**** Source records ****
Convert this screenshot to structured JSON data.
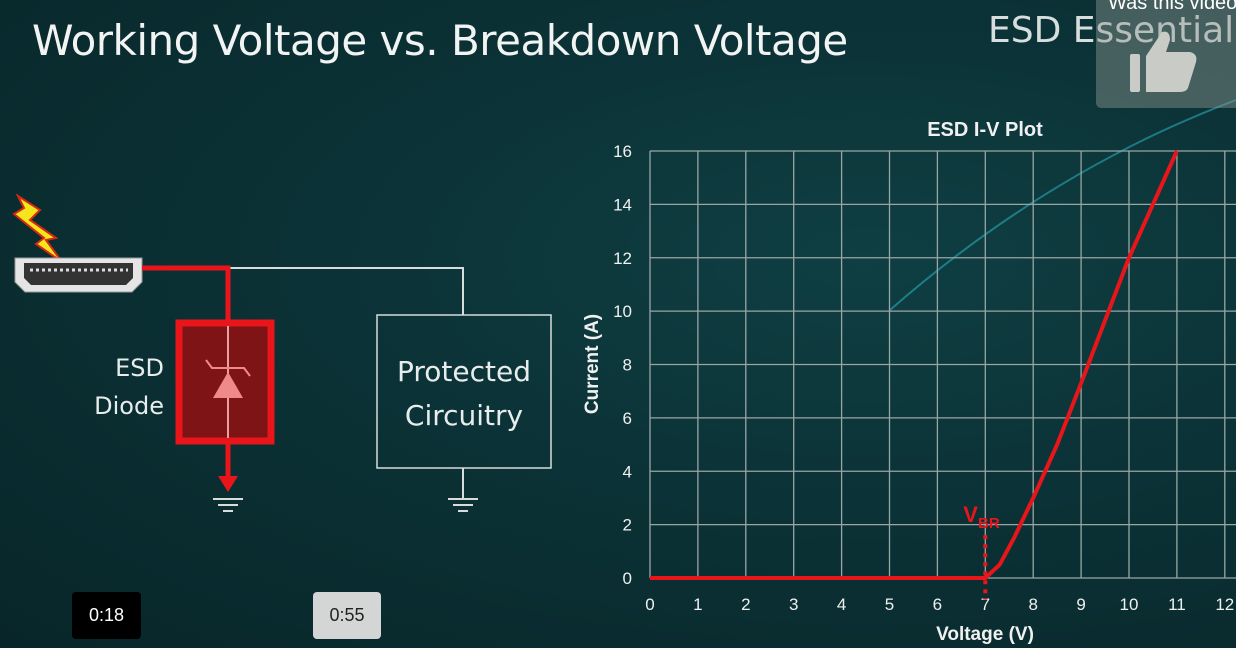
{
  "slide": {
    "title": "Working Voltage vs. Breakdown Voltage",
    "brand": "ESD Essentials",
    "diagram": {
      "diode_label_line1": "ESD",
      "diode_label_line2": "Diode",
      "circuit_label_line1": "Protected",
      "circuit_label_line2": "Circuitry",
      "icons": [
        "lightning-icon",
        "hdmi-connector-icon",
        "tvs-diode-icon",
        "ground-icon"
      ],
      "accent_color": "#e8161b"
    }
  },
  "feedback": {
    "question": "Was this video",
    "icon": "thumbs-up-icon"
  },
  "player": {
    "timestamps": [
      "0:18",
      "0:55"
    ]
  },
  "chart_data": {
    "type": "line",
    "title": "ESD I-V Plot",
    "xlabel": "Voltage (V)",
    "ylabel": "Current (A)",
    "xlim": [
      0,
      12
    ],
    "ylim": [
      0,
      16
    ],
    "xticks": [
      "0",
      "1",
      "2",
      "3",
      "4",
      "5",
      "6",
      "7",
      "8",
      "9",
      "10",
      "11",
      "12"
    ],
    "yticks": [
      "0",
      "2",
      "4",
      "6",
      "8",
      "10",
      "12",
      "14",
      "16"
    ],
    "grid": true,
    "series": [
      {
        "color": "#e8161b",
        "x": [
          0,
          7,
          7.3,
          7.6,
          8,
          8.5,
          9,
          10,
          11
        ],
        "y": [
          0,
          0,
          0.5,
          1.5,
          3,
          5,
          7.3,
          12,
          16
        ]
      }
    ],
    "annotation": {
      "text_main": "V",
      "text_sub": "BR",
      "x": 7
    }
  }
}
****
Set down every record once more, word for word, without pictures.

Convert this screenshot to structured JSON data.
{
  "slide": {
    "title": "Working Voltage vs. Breakdown Voltage",
    "brand": "ESD Essentials",
    "diagram": {
      "diode_label_line1": "ESD",
      "diode_label_line2": "Diode",
      "circuit_label_line1": "Protected",
      "circuit_label_line2": "Circuitry",
      "icons": [
        "lightning-icon",
        "hdmi-connector-icon",
        "tvs-diode-icon",
        "ground-icon"
      ],
      "accent_color": "#e8161b"
    }
  },
  "feedback": {
    "question": "Was this video",
    "icon": "thumbs-up-icon"
  },
  "player": {
    "timestamps": [
      "0:18",
      "0:55"
    ]
  },
  "chart_data": {
    "type": "line",
    "title": "ESD I-V Plot",
    "xlabel": "Voltage (V)",
    "ylabel": "Current (A)",
    "xlim": [
      0,
      12
    ],
    "ylim": [
      0,
      16
    ],
    "xticks": [
      "0",
      "1",
      "2",
      "3",
      "4",
      "5",
      "6",
      "7",
      "8",
      "9",
      "10",
      "11",
      "12"
    ],
    "yticks": [
      "0",
      "2",
      "4",
      "6",
      "8",
      "10",
      "12",
      "14",
      "16"
    ],
    "grid": true,
    "series": [
      {
        "color": "#e8161b",
        "x": [
          0,
          7,
          7.3,
          7.6,
          8,
          8.5,
          9,
          10,
          11
        ],
        "y": [
          0,
          0,
          0.5,
          1.5,
          3,
          5,
          7.3,
          12,
          16
        ]
      }
    ],
    "annotation": {
      "text_main": "V",
      "text_sub": "BR",
      "x": 7
    }
  }
}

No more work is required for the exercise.